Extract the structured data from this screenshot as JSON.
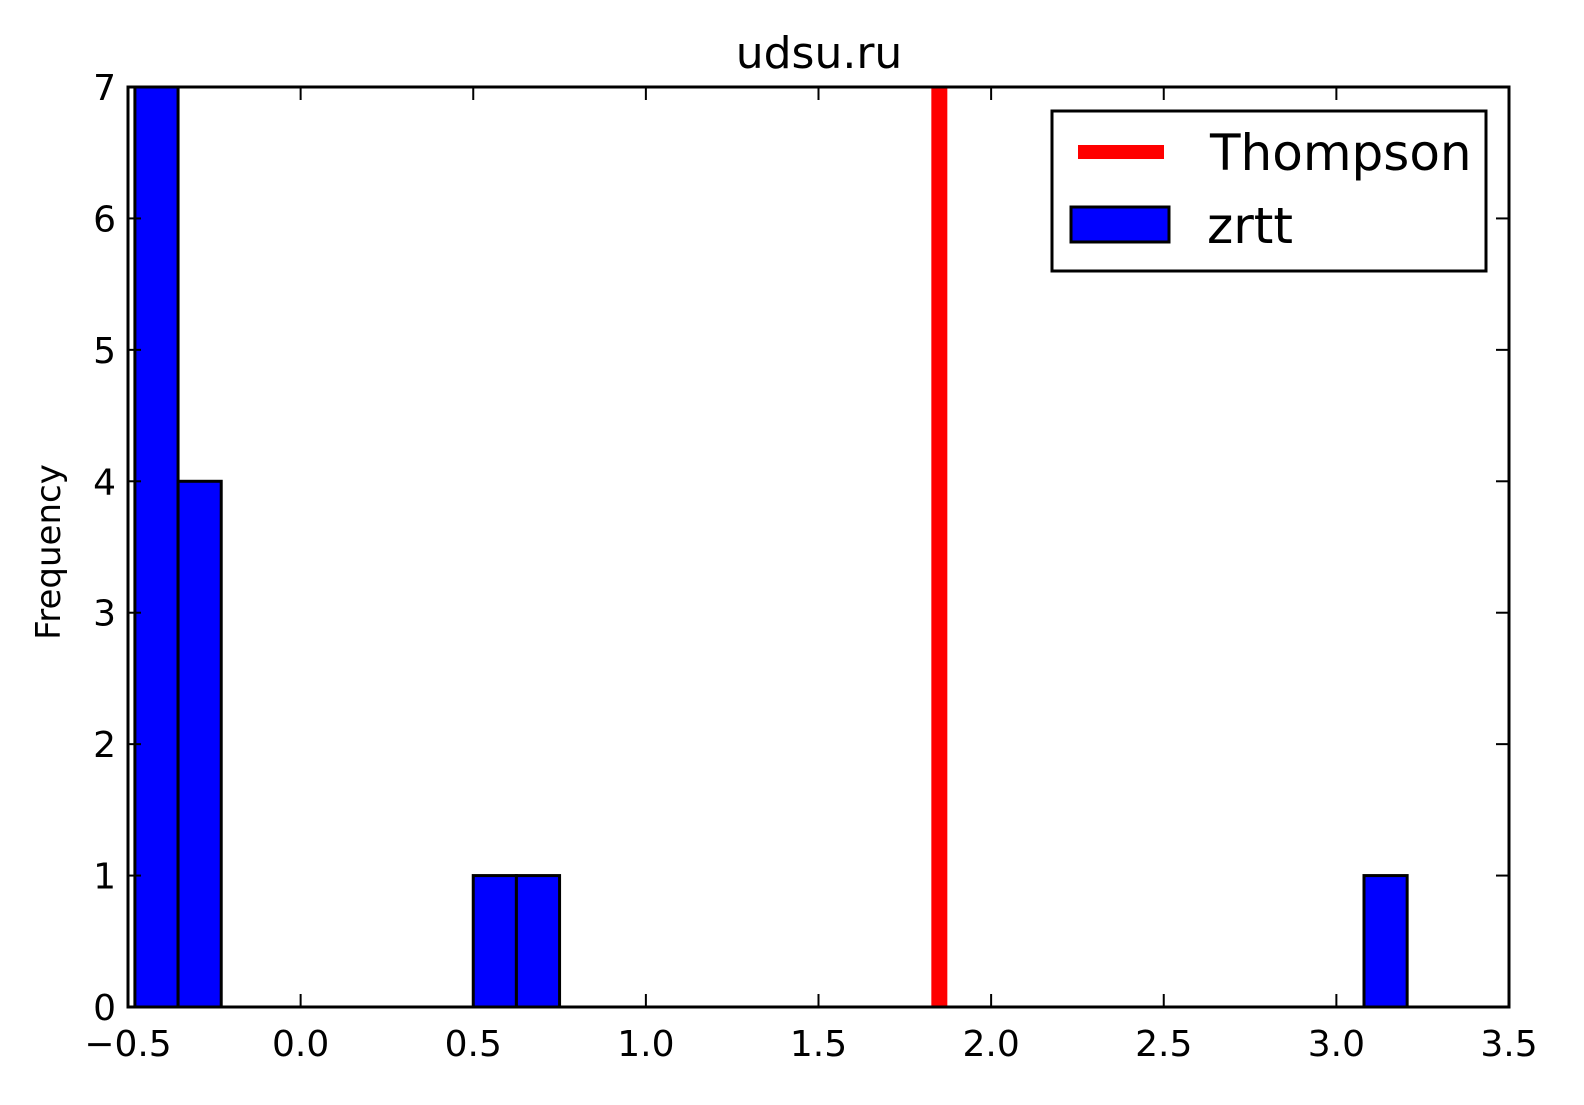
{
  "chart_data": {
    "type": "bar",
    "title": "udsu.ru",
    "xlabel": "",
    "ylabel": "Frequency",
    "xlim": [
      -0.5,
      3.5
    ],
    "ylim": [
      0,
      7
    ],
    "x_ticks": [
      "−0.5",
      "0.0",
      "0.5",
      "1.0",
      "1.5",
      "2.0",
      "2.5",
      "3.0",
      "3.5"
    ],
    "y_ticks": [
      "0",
      "1",
      "2",
      "3",
      "4",
      "5",
      "6",
      "7"
    ],
    "grid": false,
    "legend_position": "top-right",
    "series": [
      {
        "name": "zrtt",
        "kind": "histogram",
        "color": "#0000ff",
        "edge_color": "#000000",
        "bins": [
          {
            "x0": -0.48,
            "x1": -0.355,
            "count": 7
          },
          {
            "x0": -0.355,
            "x1": -0.23,
            "count": 4
          },
          {
            "x0": 0.5,
            "x1": 0.625,
            "count": 1
          },
          {
            "x0": 0.625,
            "x1": 0.75,
            "count": 1
          },
          {
            "x0": 3.08,
            "x1": 3.205,
            "count": 1
          }
        ]
      },
      {
        "name": "Thompson",
        "kind": "vline",
        "color": "#ff0000",
        "x": 1.85
      }
    ]
  }
}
○ ○ ○ ○
* GIVEN REQUEST *
Output all of the records exactly as they appear above, but not the pictures.

* ANSWER *
Extract the structured data from this screenshot as JSON.
{
  "chart_data": {
    "type": "bar",
    "title": "udsu.ru",
    "xlabel": "",
    "ylabel": "Frequency",
    "xlim": [
      -0.5,
      3.5
    ],
    "ylim": [
      0,
      7
    ],
    "x_ticks": [
      "−0.5",
      "0.0",
      "0.5",
      "1.0",
      "1.5",
      "2.0",
      "2.5",
      "3.0",
      "3.5"
    ],
    "y_ticks": [
      "0",
      "1",
      "2",
      "3",
      "4",
      "5",
      "6",
      "7"
    ],
    "grid": false,
    "legend_position": "top-right",
    "series": [
      {
        "name": "zrtt",
        "kind": "histogram",
        "color": "#0000ff",
        "edge_color": "#000000",
        "bins": [
          {
            "x0": -0.48,
            "x1": -0.355,
            "count": 7
          },
          {
            "x0": -0.355,
            "x1": -0.23,
            "count": 4
          },
          {
            "x0": 0.5,
            "x1": 0.625,
            "count": 1
          },
          {
            "x0": 0.625,
            "x1": 0.75,
            "count": 1
          },
          {
            "x0": 3.08,
            "x1": 3.205,
            "count": 1
          }
        ]
      },
      {
        "name": "Thompson",
        "kind": "vline",
        "color": "#ff0000",
        "x": 1.85
      }
    ]
  }
}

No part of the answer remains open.